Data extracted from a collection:
----------
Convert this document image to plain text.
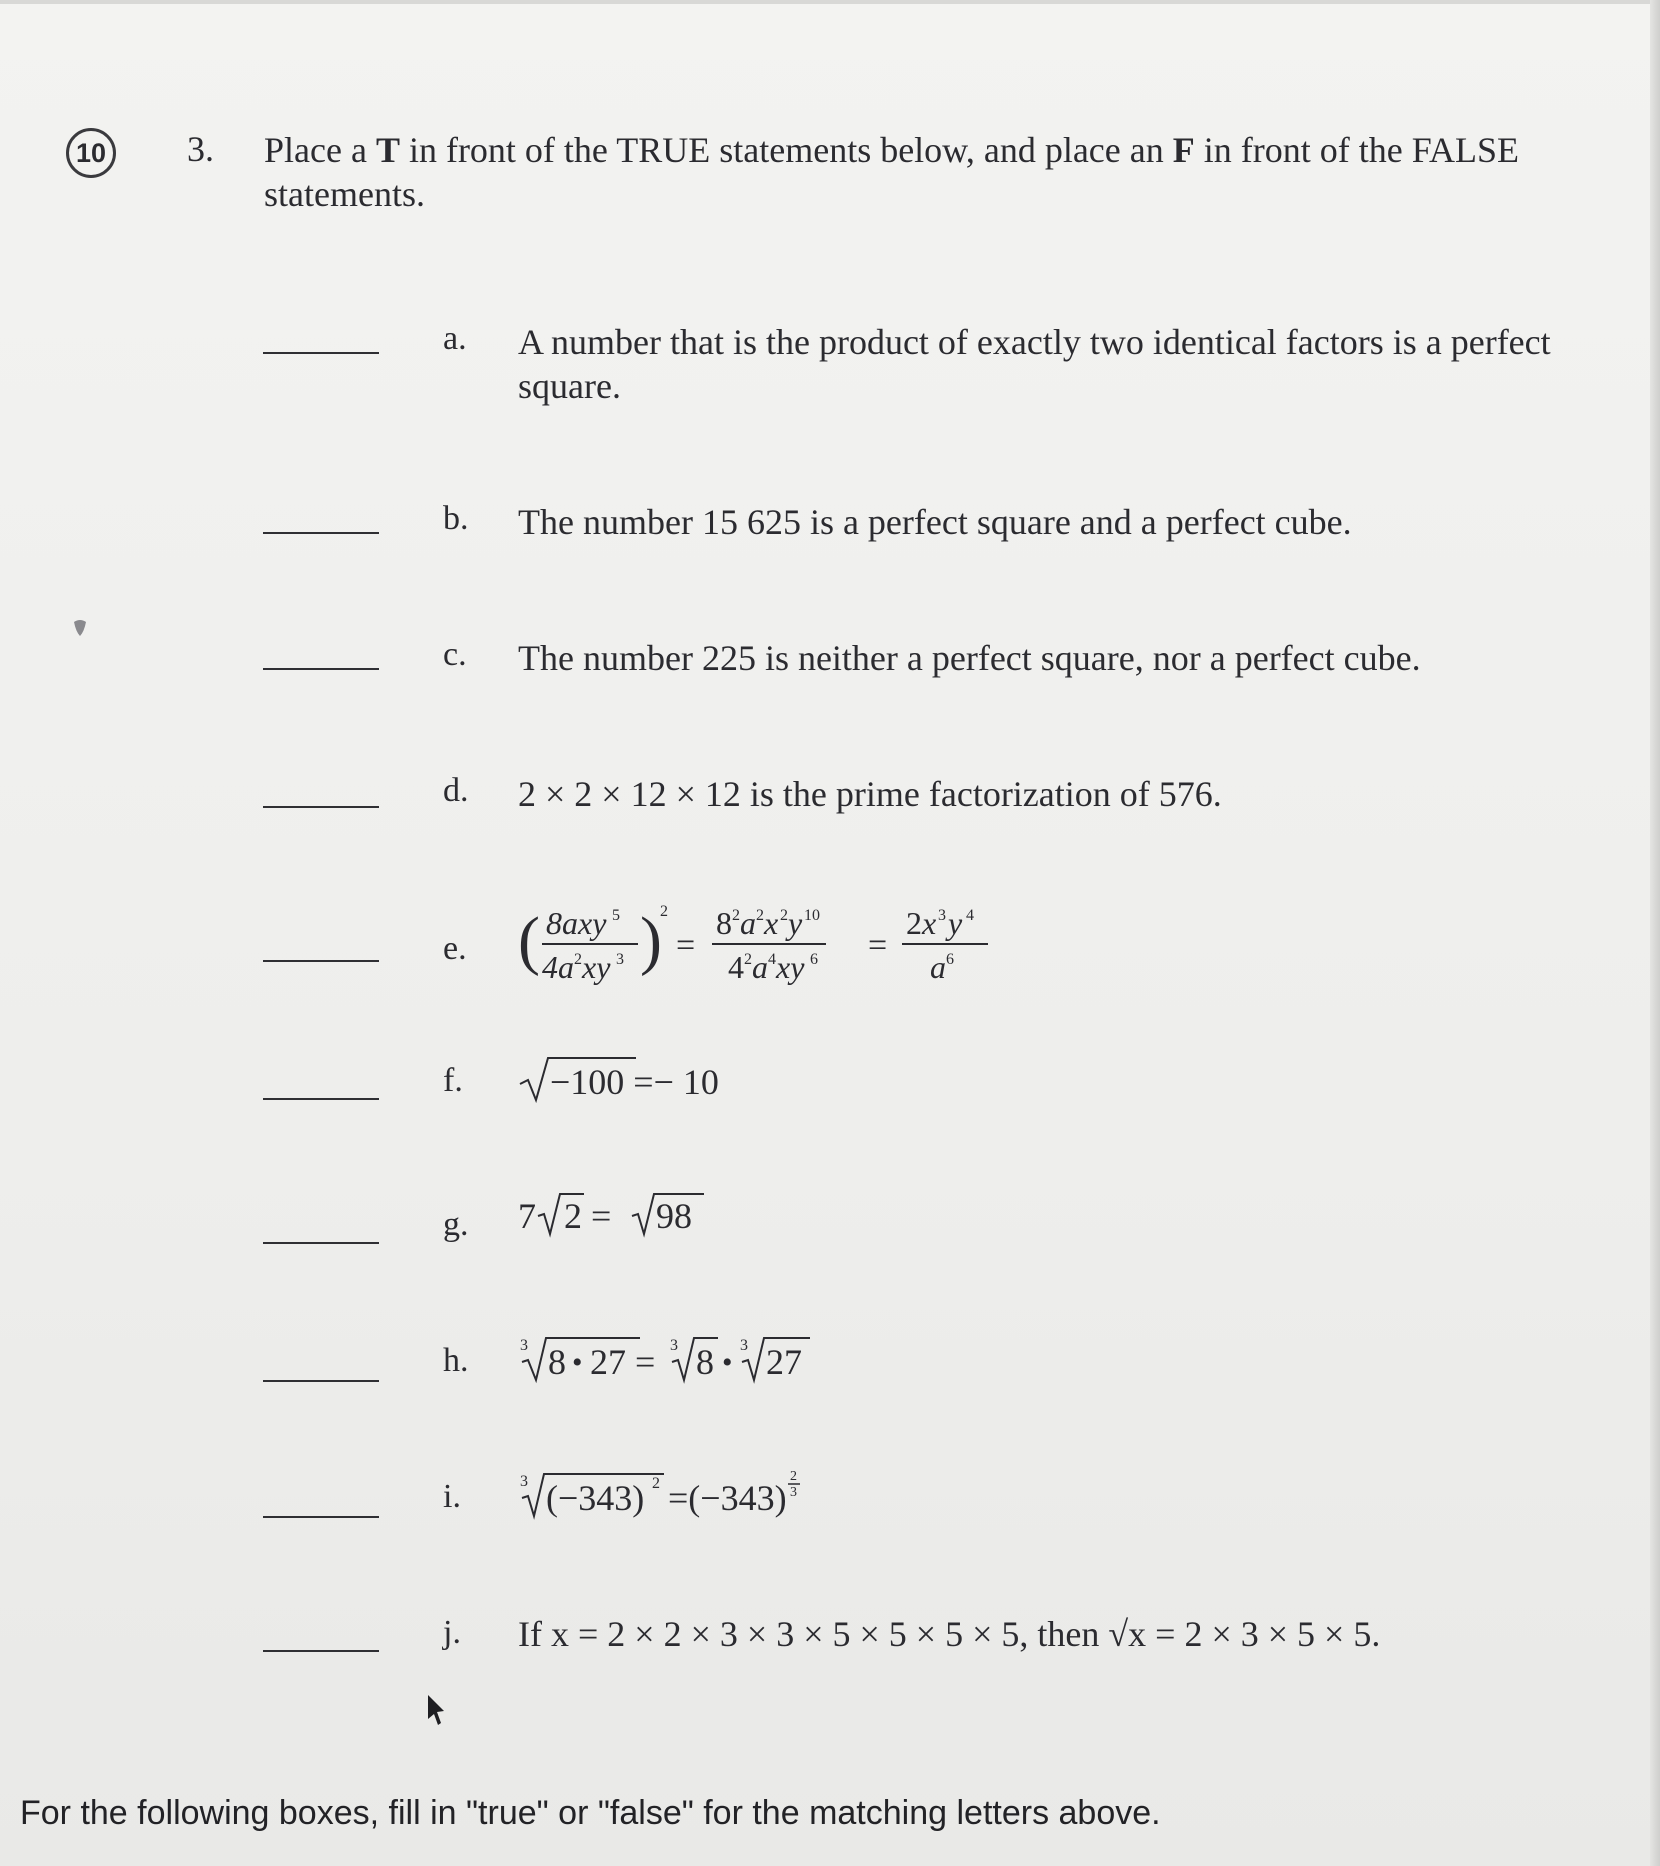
10 3. Place a T in front of the TRUE statements below, and place an F in front of the FALSE statements.
a. A number that is the product of exactly two identical factors is a perfect square.
b. The number 15 625 is a perfect square and a perfect cube.
c. The number 225 is neither a perfect square, nor a perfect cube.
d. 2 × 2 × 12 × 12 is the prime factorization of 576.
e. ( 8axy 5
4a 2 xy 3 )
2
=
8 2 a 2 x 2 y 10
4 2 a 4 xy 6 =
2 x 3 y 4
a 6
f. −100 =− 10
g. 7 2 = 98
h.	3 8 • 27 = 3 8 •
3 27
i.	3 (−343) 2 =(−343)
2
3
j. If x = 2 × 2 × 3 × 3 × 5 × 5 × 5 × 5, then √x = 2 × 3 × 5 × 5.
For the following boxes, fill in "true" or "false" for the matching letters above.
----------
Instructions for the task: Isolate each line of the listing above that includes "number". Copy it.

The solution:
a. A number that is the product of exactly two identical factors is a perfect square.
b. The number 15 625 is a perfect square and a perfect cube.
c. The number 225 is neither a perfect square, nor a perfect cube.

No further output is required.